EXERCISE AIM:
Exact repetition of every entry is required.

ITEMS:
· · ·

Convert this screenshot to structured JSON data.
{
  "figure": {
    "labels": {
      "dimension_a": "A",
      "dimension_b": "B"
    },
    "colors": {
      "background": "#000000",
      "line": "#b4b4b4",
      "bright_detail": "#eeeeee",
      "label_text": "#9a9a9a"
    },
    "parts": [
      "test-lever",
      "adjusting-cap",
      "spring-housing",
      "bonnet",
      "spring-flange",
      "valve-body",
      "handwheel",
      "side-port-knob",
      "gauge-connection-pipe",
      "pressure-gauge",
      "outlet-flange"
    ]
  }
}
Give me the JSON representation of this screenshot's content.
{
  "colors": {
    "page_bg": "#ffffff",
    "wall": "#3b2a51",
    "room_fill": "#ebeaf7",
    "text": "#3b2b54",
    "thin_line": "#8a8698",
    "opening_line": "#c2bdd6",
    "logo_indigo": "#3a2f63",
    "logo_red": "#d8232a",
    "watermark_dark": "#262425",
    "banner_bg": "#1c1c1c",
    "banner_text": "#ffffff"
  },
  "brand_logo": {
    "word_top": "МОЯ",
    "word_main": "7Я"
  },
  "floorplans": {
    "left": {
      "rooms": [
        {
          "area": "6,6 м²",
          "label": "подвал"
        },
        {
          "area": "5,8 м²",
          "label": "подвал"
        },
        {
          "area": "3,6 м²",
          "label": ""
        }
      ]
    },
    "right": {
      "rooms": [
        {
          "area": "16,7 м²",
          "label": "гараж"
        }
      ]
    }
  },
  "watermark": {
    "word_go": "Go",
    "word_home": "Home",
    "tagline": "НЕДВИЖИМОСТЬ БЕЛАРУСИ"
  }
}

· · ·

WRITTEN ANSWER:
Convert this screenshot to structured JSON data.
{
  "figure": {
    "labels": {
      "dimension_a": "A",
      "dimension_b": "B"
    },
    "colors": {
      "background": "#000000",
      "line": "#b4b4b4",
      "bright_detail": "#eeeeee",
      "label_text": "#9a9a9a"
    },
    "parts": [
      "test-lever",
      "adjusting-cap",
      "spring-housing",
      "bonnet",
      "spring-flange",
      "valve-body",
      "handwheel",
      "side-port-knob",
      "gauge-connection-pipe",
      "pressure-gauge",
      "outlet-flange"
    ]
  }
}
Give me the JSON representation of this screenshot's content.
{
  "colors": {
    "page_bg": "#ffffff",
    "wall": "#3b2a51",
    "room_fill": "#ebeaf7",
    "text": "#3b2b54",
    "thin_line": "#8a8698",
    "opening_line": "#c2bdd6",
    "logo_indigo": "#3a2f63",
    "logo_red": "#d8232a",
    "watermark_dark": "#262425",
    "banner_bg": "#1c1c1c",
    "banner_text": "#ffffff"
  },
  "brand_logo": {
    "word_top": "МОЯ",
    "word_main": "7Я"
  },
  "floorplans": {
    "left": {
      "rooms": [
        {
          "area": "6,6 м²",
          "label": "подвал"
        },
        {
          "area": "5,8 м²",
          "label": "подвал"
        },
        {
          "area": "3,6 м²",
          "label": ""
        }
      ]
    },
    "right": {
      "rooms": [
        {
          "area": "16,7 м²",
          "label": "гараж"
        }
      ]
    }
  },
  "watermark": {
    "word_go": "Go",
    "word_home": "Home",
    "tagline": "НЕДВИЖИМОСТЬ БЕЛАРУСИ"
  }
}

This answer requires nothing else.